§ Information given:
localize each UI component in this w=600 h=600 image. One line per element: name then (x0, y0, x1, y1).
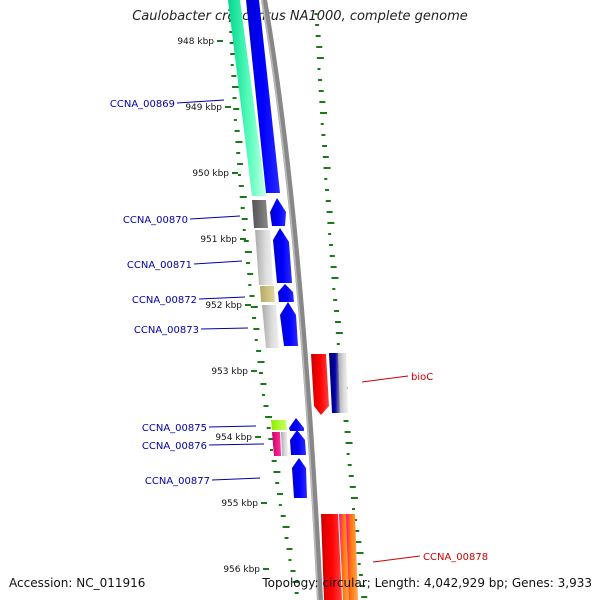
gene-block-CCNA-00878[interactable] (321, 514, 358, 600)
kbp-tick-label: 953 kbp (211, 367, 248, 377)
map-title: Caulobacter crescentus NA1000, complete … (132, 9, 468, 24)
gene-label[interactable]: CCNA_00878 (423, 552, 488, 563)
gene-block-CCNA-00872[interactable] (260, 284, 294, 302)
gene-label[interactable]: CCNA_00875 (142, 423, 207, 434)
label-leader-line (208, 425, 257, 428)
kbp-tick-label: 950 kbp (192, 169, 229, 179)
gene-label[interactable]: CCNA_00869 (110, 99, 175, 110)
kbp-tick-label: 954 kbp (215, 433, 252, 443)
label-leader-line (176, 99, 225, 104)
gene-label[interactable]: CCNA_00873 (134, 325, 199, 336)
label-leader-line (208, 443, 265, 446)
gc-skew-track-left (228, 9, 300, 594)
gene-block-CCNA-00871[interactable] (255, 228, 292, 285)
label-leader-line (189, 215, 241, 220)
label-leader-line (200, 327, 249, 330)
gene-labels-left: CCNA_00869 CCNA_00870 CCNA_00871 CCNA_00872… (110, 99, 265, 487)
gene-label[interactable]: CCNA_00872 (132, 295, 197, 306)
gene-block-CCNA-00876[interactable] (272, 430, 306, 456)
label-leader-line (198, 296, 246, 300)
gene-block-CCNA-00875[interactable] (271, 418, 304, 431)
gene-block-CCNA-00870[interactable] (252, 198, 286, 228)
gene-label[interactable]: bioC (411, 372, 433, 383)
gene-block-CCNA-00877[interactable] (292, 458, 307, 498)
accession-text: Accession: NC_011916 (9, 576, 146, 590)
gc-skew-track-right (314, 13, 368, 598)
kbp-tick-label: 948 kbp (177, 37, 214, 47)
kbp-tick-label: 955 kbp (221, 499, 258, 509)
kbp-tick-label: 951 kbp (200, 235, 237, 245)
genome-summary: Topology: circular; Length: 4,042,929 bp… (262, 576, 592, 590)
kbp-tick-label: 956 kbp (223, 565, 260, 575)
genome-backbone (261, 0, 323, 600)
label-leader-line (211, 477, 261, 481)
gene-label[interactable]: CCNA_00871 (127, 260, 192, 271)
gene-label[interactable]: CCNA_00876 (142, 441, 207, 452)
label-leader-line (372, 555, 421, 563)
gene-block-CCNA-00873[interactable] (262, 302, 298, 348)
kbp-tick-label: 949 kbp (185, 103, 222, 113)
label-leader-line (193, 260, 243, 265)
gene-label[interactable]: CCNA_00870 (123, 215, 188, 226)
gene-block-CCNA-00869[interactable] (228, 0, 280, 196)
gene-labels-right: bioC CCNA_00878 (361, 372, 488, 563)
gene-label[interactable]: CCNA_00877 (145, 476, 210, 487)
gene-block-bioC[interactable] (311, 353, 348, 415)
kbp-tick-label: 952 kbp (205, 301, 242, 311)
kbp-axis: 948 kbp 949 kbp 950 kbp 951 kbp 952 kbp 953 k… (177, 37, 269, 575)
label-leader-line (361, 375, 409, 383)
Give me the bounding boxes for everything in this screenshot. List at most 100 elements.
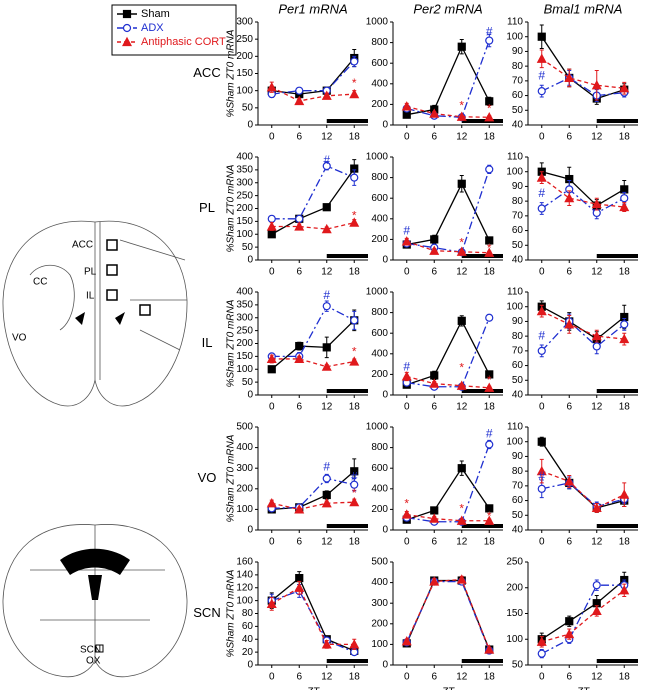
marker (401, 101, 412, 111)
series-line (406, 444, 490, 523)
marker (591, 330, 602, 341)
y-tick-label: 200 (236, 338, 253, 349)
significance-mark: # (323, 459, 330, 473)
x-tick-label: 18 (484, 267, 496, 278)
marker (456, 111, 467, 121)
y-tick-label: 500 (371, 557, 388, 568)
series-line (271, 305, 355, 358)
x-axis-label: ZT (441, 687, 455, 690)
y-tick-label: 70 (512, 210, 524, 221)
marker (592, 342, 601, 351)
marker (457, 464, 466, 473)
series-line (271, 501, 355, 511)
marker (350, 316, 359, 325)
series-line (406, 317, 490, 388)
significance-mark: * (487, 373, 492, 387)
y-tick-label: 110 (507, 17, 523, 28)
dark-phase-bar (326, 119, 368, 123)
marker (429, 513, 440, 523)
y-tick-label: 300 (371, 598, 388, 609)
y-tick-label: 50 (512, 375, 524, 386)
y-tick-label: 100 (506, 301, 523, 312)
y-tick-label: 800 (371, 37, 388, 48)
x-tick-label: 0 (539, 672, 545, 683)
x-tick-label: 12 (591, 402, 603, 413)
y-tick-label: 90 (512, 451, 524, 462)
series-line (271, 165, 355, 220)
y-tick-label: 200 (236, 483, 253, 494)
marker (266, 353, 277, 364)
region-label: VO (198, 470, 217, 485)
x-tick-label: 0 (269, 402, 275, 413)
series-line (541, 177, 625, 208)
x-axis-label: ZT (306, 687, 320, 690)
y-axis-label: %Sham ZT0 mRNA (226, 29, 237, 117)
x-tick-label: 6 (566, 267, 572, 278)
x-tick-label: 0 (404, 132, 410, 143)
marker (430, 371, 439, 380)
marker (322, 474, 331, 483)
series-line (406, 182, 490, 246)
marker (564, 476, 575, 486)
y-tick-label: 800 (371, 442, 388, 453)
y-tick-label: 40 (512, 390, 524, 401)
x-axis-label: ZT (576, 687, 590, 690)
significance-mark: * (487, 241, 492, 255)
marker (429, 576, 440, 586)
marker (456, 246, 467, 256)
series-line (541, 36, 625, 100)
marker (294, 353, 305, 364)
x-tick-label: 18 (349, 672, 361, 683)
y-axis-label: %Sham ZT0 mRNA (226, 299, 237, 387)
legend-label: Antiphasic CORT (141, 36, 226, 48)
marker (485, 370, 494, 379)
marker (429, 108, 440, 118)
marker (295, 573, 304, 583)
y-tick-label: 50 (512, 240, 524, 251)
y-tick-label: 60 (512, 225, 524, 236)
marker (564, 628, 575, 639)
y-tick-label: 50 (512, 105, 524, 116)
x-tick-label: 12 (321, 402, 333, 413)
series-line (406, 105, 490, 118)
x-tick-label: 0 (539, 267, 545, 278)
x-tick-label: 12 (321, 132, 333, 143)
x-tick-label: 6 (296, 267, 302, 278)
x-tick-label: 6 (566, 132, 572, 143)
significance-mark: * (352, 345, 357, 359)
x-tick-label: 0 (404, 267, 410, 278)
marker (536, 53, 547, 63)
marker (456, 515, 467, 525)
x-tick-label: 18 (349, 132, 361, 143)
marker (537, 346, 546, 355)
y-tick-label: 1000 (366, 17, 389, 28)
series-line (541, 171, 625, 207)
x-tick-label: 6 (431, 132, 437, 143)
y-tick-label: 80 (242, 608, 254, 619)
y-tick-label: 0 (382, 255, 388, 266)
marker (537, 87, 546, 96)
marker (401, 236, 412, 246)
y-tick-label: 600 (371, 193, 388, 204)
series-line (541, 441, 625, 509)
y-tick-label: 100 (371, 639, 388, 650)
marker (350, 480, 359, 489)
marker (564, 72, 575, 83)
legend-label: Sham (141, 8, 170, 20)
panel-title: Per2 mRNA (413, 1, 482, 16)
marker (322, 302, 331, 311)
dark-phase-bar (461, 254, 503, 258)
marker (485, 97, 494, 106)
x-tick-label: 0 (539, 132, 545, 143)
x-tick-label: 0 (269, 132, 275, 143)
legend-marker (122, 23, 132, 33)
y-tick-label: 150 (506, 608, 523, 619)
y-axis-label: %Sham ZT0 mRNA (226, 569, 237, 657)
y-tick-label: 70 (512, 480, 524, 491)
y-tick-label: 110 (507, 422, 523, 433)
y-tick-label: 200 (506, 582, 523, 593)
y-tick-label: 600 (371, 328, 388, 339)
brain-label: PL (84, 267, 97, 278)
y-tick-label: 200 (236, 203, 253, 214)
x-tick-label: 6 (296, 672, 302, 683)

§ Assignment:
Although the records above contain pictures, output every line exactly and leave the pictures out.

§ Written solution:
localize each UI component in this w=600 h=600 image. One line per element: name then (x0, y0, x1, y1).
gene-block-CCNA-00878[interactable] (321, 514, 358, 600)
kbp-tick-label: 953 kbp (211, 367, 248, 377)
map-title: Caulobacter crescentus NA1000, complete … (132, 9, 468, 24)
gene-label[interactable]: CCNA_00878 (423, 552, 488, 563)
gene-block-CCNA-00872[interactable] (260, 284, 294, 302)
gene-label[interactable]: CCNA_00875 (142, 423, 207, 434)
label-leader-line (208, 425, 257, 428)
kbp-tick-label: 950 kbp (192, 169, 229, 179)
gene-label[interactable]: CCNA_00869 (110, 99, 175, 110)
kbp-tick-label: 954 kbp (215, 433, 252, 443)
label-leader-line (176, 99, 225, 104)
gene-label[interactable]: CCNA_00873 (134, 325, 199, 336)
label-leader-line (208, 443, 265, 446)
gc-skew-track-left (228, 9, 300, 594)
gene-block-CCNA-00871[interactable] (255, 228, 292, 285)
label-leader-line (189, 215, 241, 220)
label-leader-line (200, 327, 249, 330)
gene-labels-left: CCNA_00869 CCNA_00870 CCNA_00871 CCNA_00872… (110, 99, 265, 487)
gene-label[interactable]: CCNA_00872 (132, 295, 197, 306)
gene-block-CCNA-00876[interactable] (272, 430, 306, 456)
label-leader-line (198, 296, 246, 300)
gene-block-CCNA-00875[interactable] (271, 418, 304, 431)
gene-block-CCNA-00870[interactable] (252, 198, 286, 228)
gene-label[interactable]: bioC (411, 372, 433, 383)
gene-block-CCNA-00877[interactable] (292, 458, 307, 498)
accession-text: Accession: NC_011916 (9, 576, 146, 590)
gc-skew-track-right (314, 13, 368, 598)
kbp-tick-label: 948 kbp (177, 37, 214, 47)
kbp-tick-label: 955 kbp (221, 499, 258, 509)
kbp-tick-label: 951 kbp (200, 235, 237, 245)
genome-summary: Topology: circular; Length: 4,042,929 bp… (262, 576, 592, 590)
kbp-tick-label: 956 kbp (223, 565, 260, 575)
genome-backbone (261, 0, 323, 600)
label-leader-line (211, 477, 261, 481)
gene-label[interactable]: CCNA_00871 (127, 260, 192, 271)
gene-label[interactable]: CCNA_00876 (142, 441, 207, 452)
label-leader-line (372, 555, 421, 563)
gene-block-CCNA-00873[interactable] (262, 302, 298, 348)
kbp-tick-label: 949 kbp (185, 103, 222, 113)
label-leader-line (193, 260, 243, 265)
gene-label[interactable]: CCNA_00870 (123, 215, 188, 226)
gene-block-CCNA-00869[interactable] (228, 0, 280, 196)
gene-labels-right: bioC CCNA_00878 (361, 372, 488, 563)
gene-label[interactable]: CCNA_00877 (145, 476, 210, 487)
gene-block-bioC[interactable] (311, 353, 348, 415)
kbp-tick-label: 952 kbp (205, 301, 242, 311)
kbp-axis: 948 kbp 949 kbp 950 kbp 951 kbp 952 kbp 953 k… (177, 37, 269, 575)
label-leader-line (361, 375, 409, 383)
Give me the bounding boxes for everything in this screenshot. List at most 100 elements.
marker (401, 101, 412, 111)
series-line (406, 444, 490, 523)
marker (591, 330, 602, 341)
y-tick-label: 200 (236, 338, 253, 349)
significance-mark: # (323, 459, 330, 473)
x-tick-label: 18 (484, 267, 496, 278)
marker (456, 111, 467, 121)
y-tick-label: 500 (371, 557, 388, 568)
series-line (271, 305, 355, 358)
x-axis-label: ZT (441, 687, 455, 690)
y-tick-label: 70 (512, 210, 524, 221)
marker (592, 342, 601, 351)
marker (457, 464, 466, 473)
series-line (271, 501, 355, 511)
marker (350, 316, 359, 325)
series-line (406, 317, 490, 388)
significance-mark: * (487, 373, 492, 387)
y-tick-label: 110 (507, 17, 523, 28)
dark-phase-bar (326, 119, 368, 123)
marker (429, 513, 440, 523)
y-tick-label: 300 (371, 598, 388, 609)
y-tick-label: 50 (512, 375, 524, 386)
y-tick-label: 100 (506, 301, 523, 312)
y-tick-label: 800 (371, 37, 388, 48)
x-tick-label: 0 (539, 672, 545, 683)
x-tick-label: 12 (591, 402, 603, 413)
y-tick-label: 90 (512, 451, 524, 462)
series-line (271, 165, 355, 220)
y-tick-label: 200 (236, 483, 253, 494)
marker (266, 353, 277, 364)
region-label: VO (198, 470, 217, 485)
x-tick-label: 0 (269, 402, 275, 413)
series-line (541, 177, 625, 208)
x-axis-label: ZT (306, 687, 320, 690)
y-axis-label: %Sham ZT0 mRNA (226, 29, 237, 117)
x-tick-label: 6 (566, 267, 572, 278)
x-tick-label: 0 (404, 132, 410, 143)
marker (430, 371, 439, 380)
marker (322, 474, 331, 483)
series-line (406, 182, 490, 246)
marker (564, 476, 575, 486)
y-tick-label: 800 (371, 442, 388, 453)
y-tick-label: 40 (512, 390, 524, 401)
x-axis-label: ZT (576, 687, 590, 690)
significance-mark: * (487, 241, 492, 255)
marker (429, 576, 440, 586)
marker (456, 246, 467, 256)
series-line (541, 36, 625, 100)
marker (294, 353, 305, 364)
x-tick-label: 18 (349, 672, 361, 683)
y-axis-label: %Sham ZT0 mRNA (226, 299, 237, 387)
legend-label: Antiphasic CORT (141, 36, 226, 48)
marker (485, 370, 494, 379)
marker (429, 108, 440, 118)
marker (295, 573, 304, 583)
y-tick-label: 50 (512, 240, 524, 251)
y-tick-label: 60 (512, 225, 524, 236)
marker (564, 628, 575, 639)
y-tick-label: 50 (512, 105, 524, 116)
x-tick-label: 12 (321, 402, 333, 413)
series-line (406, 105, 490, 118)
x-tick-label: 0 (539, 267, 545, 278)
x-tick-label: 12 (321, 132, 333, 143)
x-tick-label: 6 (296, 267, 302, 278)
x-tick-label: 6 (566, 132, 572, 143)
significance-mark: * (352, 345, 357, 359)
x-tick-label: 0 (404, 267, 410, 278)
marker (536, 53, 547, 63)
marker (456, 515, 467, 525)
x-tick-label: 18 (349, 132, 361, 143)
marker (537, 346, 546, 355)
y-tick-label: 1000 (366, 17, 389, 28)
series-line (541, 171, 625, 207)
x-tick-label: 6 (431, 132, 437, 143)
y-tick-label: 80 (242, 608, 254, 619)
y-tick-label: 0 (382, 255, 388, 266)
marker (537, 87, 546, 96)
marker (401, 236, 412, 246)
y-tick-label: 600 (371, 193, 388, 204)
series-line (541, 441, 625, 509)
y-tick-label: 100 (371, 639, 388, 650)
marker (350, 480, 359, 489)
marker (564, 72, 575, 83)
legend-label: Sham (141, 8, 170, 20)
panel-title: Per2 mRNA (413, 1, 482, 16)
marker (322, 302, 331, 311)
dark-phase-bar (461, 254, 503, 258)
marker (485, 97, 494, 106)
x-tick-label: 0 (539, 132, 545, 143)
x-tick-label: 0 (269, 132, 275, 143)
legend-marker (122, 23, 132, 33)
y-tick-label: 150 (506, 608, 523, 619)
y-axis-label: %Sham ZT0 mRNA (226, 569, 237, 657)
y-tick-label: 70 (512, 480, 524, 491)
y-tick-label: 110 (507, 422, 523, 433)
y-tick-label: 200 (506, 582, 523, 593)
y-tick-label: 600 (371, 328, 388, 339)
brain-label: PL (84, 267, 97, 278)
y-tick-label: 200 (236, 203, 253, 214)
x-tick-label: 6 (296, 672, 302, 683)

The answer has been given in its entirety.